Set problem -> Set down precisely the lines from the line with "Read all visible content and emit it as JSON." through the end of the material, inclusive, and no pictures.

Data to use ->
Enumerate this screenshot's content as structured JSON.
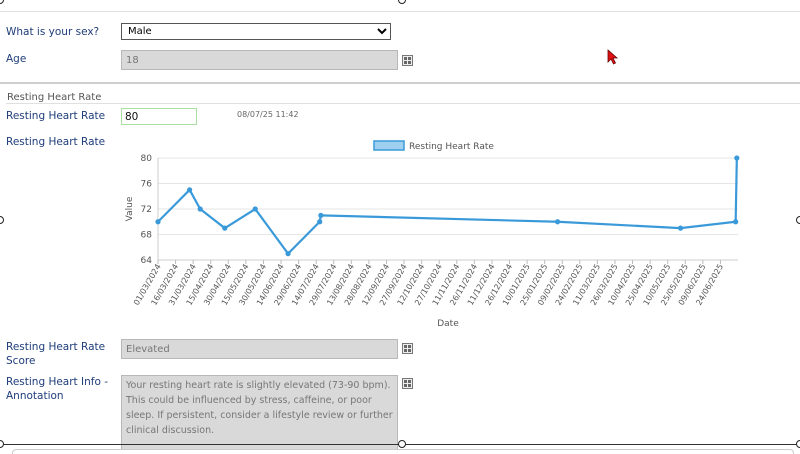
{
  "form": {
    "sex_label": "What is your sex?",
    "sex_value": "Male",
    "age_label": "Age",
    "age_value": "18",
    "section_title": "Resting Heart Rate",
    "hr_label": "Resting Heart Rate",
    "hr_value": "80",
    "hr_timestamp": "08/07/25 11:42",
    "chart_label": "Resting Heart Rate",
    "score_label": "Resting Heart Rate Score",
    "score_value": "Elevated",
    "info_label": "Resting Heart Info - Annotation",
    "info_value": "Your resting heart rate is slightly elevated (73-90 bpm). This could be influenced by stress, caffeine, or poor sleep. If persistent, consider a lifestyle review or further clinical discussion."
  },
  "colors": {
    "label": "#1f3d7a",
    "series": "#3a9ad9",
    "series_fill": "#9fd0f0"
  },
  "icons": {
    "calc": "calculator-icon",
    "cursor": "mouse-cursor-icon"
  },
  "chart_data": {
    "type": "line",
    "xlabel": "Date",
    "ylabel": "Value",
    "ylim": [
      64,
      80
    ],
    "yticks": [
      64,
      68,
      72,
      76,
      80
    ],
    "legend": "top-center",
    "grid": true,
    "xtick_labels": [
      "01/03/2024",
      "16/03/2024",
      "31/03/2024",
      "15/04/2024",
      "30/04/2024",
      "15/05/2024",
      "30/05/2024",
      "14/06/2024",
      "29/06/2024",
      "14/07/2024",
      "29/07/2024",
      "13/08/2024",
      "28/08/2024",
      "12/09/2024",
      "27/09/2024",
      "12/10/2024",
      "27/10/2024",
      "11/11/2024",
      "26/11/2024",
      "11/12/2024",
      "26/12/2024",
      "10/01/2025",
      "25/01/2025",
      "09/02/2025",
      "24/02/2025",
      "11/03/2025",
      "26/03/2025",
      "10/04/2025",
      "25/04/2025",
      "10/05/2025",
      "25/05/2025",
      "09/06/2025",
      "24/06/2025"
    ],
    "series": [
      {
        "name": "Resting Heart Rate",
        "points": [
          {
            "x": "2024-03-01",
            "y": 70
          },
          {
            "x": "2024-03-28",
            "y": 75
          },
          {
            "x": "2024-04-06",
            "y": 72
          },
          {
            "x": "2024-04-27",
            "y": 69
          },
          {
            "x": "2024-05-23",
            "y": 72
          },
          {
            "x": "2024-06-20",
            "y": 65
          },
          {
            "x": "2024-07-17",
            "y": 70
          },
          {
            "x": "2024-07-18",
            "y": 71
          },
          {
            "x": "2025-02-05",
            "y": 70
          },
          {
            "x": "2025-05-21",
            "y": 69
          },
          {
            "x": "2025-07-07",
            "y": 70
          },
          {
            "x": "2025-07-08",
            "y": 80
          }
        ]
      }
    ]
  }
}
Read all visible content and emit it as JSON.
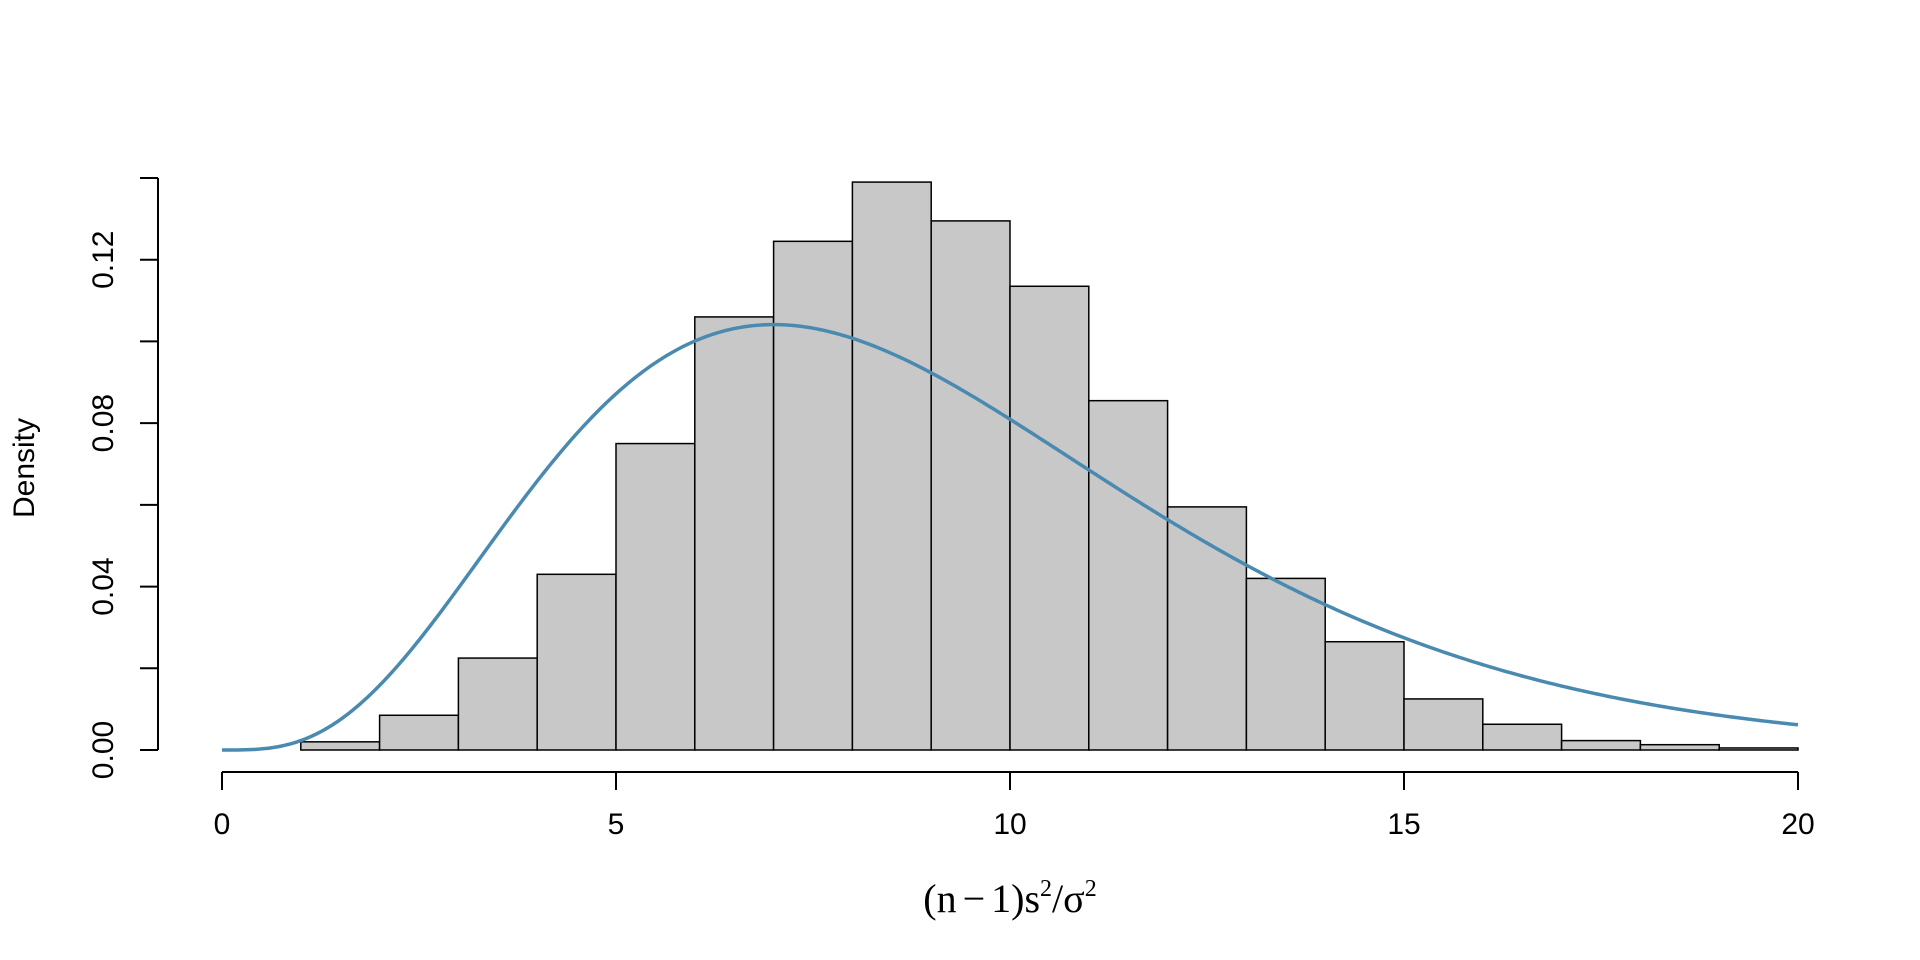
{
  "chart_data": {
    "type": "bar",
    "title": "",
    "xlabel": {
      "parts": [
        "(n",
        "−",
        "1)s",
        "2",
        "/σ",
        "2"
      ]
    },
    "ylabel": "Density",
    "xlim": [
      0,
      20
    ],
    "ylim": [
      0,
      0.14
    ],
    "x_ticks": [
      0,
      5,
      10,
      15,
      20
    ],
    "x_tick_labels": [
      "0",
      "5",
      "10",
      "15",
      "20"
    ],
    "y_ticks": [
      0,
      0.02,
      0.04,
      0.06,
      0.08,
      0.1,
      0.12,
      0.14
    ],
    "y_tick_labels": [
      "0.00",
      "",
      "0.04",
      "",
      "0.08",
      "",
      "0.12",
      ""
    ],
    "bin_width": 1,
    "bins_start": [
      0,
      1,
      2,
      3,
      4,
      5,
      6,
      7,
      8,
      9,
      10,
      11,
      12,
      13,
      14,
      15,
      16,
      17,
      18,
      19
    ],
    "densities": [
      0.0,
      0.002,
      0.0085,
      0.0225,
      0.043,
      0.075,
      0.106,
      0.1245,
      0.139,
      0.1295,
      0.1135,
      0.0855,
      0.0595,
      0.042,
      0.0265,
      0.0125,
      0.0063,
      0.0023,
      0.0013,
      0.0005
    ],
    "bar_fill": "#c8c8c8",
    "bar_stroke": "#000000",
    "curve": {
      "distribution": "chi-square",
      "df": 9,
      "color": "#4a8ab0"
    },
    "grid": false
  }
}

Right answer ->
Read all visible content and emit it as JSON.
{
  "chart_data": {
    "type": "bar",
    "title": "",
    "xlabel": {
      "parts": [
        "(n",
        "−",
        "1)s",
        "2",
        "/σ",
        "2"
      ]
    },
    "ylabel": "Density",
    "xlim": [
      0,
      20
    ],
    "ylim": [
      0,
      0.14
    ],
    "x_ticks": [
      0,
      5,
      10,
      15,
      20
    ],
    "x_tick_labels": [
      "0",
      "5",
      "10",
      "15",
      "20"
    ],
    "y_ticks": [
      0,
      0.02,
      0.04,
      0.06,
      0.08,
      0.1,
      0.12,
      0.14
    ],
    "y_tick_labels": [
      "0.00",
      "",
      "0.04",
      "",
      "0.08",
      "",
      "0.12",
      ""
    ],
    "bin_width": 1,
    "bins_start": [
      0,
      1,
      2,
      3,
      4,
      5,
      6,
      7,
      8,
      9,
      10,
      11,
      12,
      13,
      14,
      15,
      16,
      17,
      18,
      19
    ],
    "densities": [
      0.0,
      0.002,
      0.0085,
      0.0225,
      0.043,
      0.075,
      0.106,
      0.1245,
      0.139,
      0.1295,
      0.1135,
      0.0855,
      0.0595,
      0.042,
      0.0265,
      0.0125,
      0.0063,
      0.0023,
      0.0013,
      0.0005
    ],
    "bar_fill": "#c8c8c8",
    "bar_stroke": "#000000",
    "curve": {
      "distribution": "chi-square",
      "df": 9,
      "color": "#4a8ab0"
    },
    "grid": false
  }
}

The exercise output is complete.